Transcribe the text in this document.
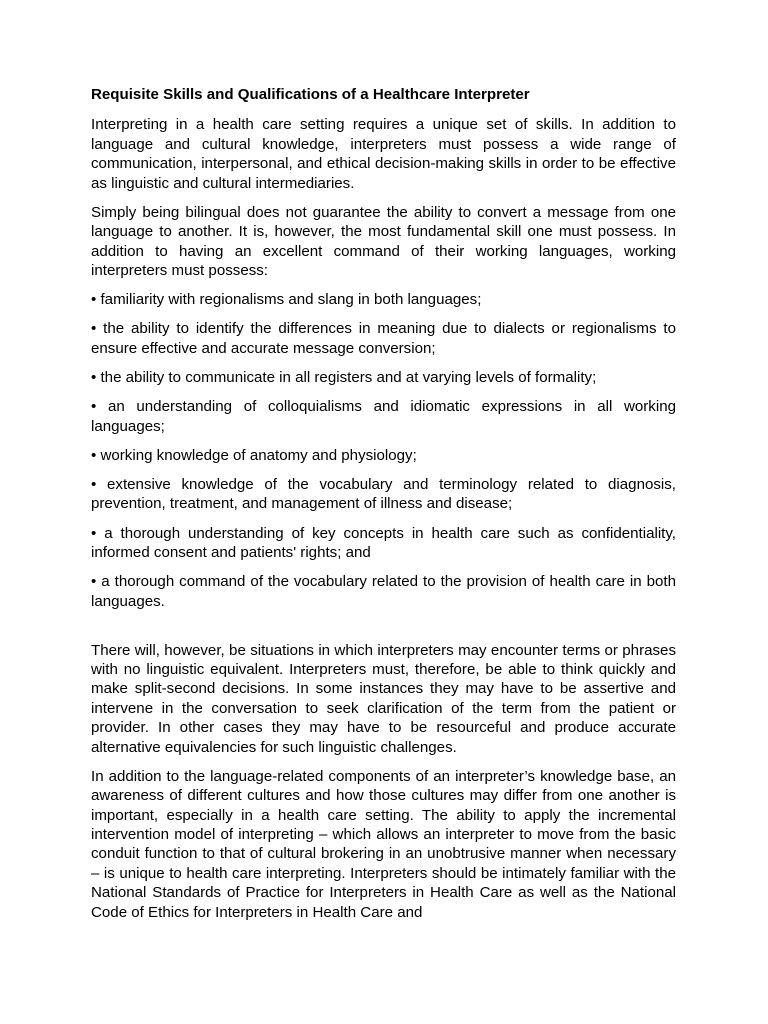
Requisite Skills and Qualifications of a Healthcare Interpreter

Interpreting in a health care setting requires a unique set of skills. In addition to language and cultural knowledge, interpreters must possess a wide range of communication, interpersonal, and ethical decision-making skills in order to be effective as linguistic and cultural intermediaries.

Simply being bilingual does not guarantee the ability to convert a message from one language to another. It is, however, the most fundamental skill one must possess. In addition to having an excellent command of their working languages, working interpreters must possess:

• familiarity with regionalisms and slang in both languages;
• the ability to identify the differences in meaning due to dialects or regionalisms to ensure effective and accurate message conversion;
• the ability to communicate in all registers and at varying levels of formality;
• an understanding of colloquialisms and idiomatic expressions in all working languages;
• working knowledge of anatomy and physiology;
• extensive knowledge of the vocabulary and terminology related to diagnosis, prevention, treatment, and management of illness and disease;
• a thorough understanding of key concepts in health care such as confidentiality, informed consent and patients' rights; and
• a thorough command of the vocabulary related to the provision of health care in both languages.

There will, however, be situations in which interpreters may encounter terms or phrases with no linguistic equivalent. Interpreters must, therefore, be able to think quickly and make split-second decisions. In some instances they may have to be assertive and intervene in the conversation to seek clarification of the term from the patient or provider. In other cases they may have to be resourceful and produce accurate alternative equivalencies for such linguistic challenges.

In addition to the language-related components of an interpreter’s knowledge base, an awareness of different cultures and how those cultures may differ from one another is important, especially in a health care setting. The ability to apply the incremental intervention model of interpreting – which allows an interpreter to move from the basic conduit function to that of cultural brokering in an unobtrusive manner when necessary – is unique to health care interpreting. Interpreters should be intimately familiar with the National Standards of Practice for Interpreters in Health Care as well as the National Code of Ethics for Interpreters in Health Care and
_ _ _ _
Prompt:
Where does the word "command" appear in the listing? List each line that holds it.

Response to this task:
Simply being bilingual does not guarantee the ability to convert a message from one language to another. It is, however, the most fundamental skill one must possess. In addition to having an excellent command of their working languages, working interpreters must possess:
• a thorough command of the vocabulary related to the provision of health care in both languages.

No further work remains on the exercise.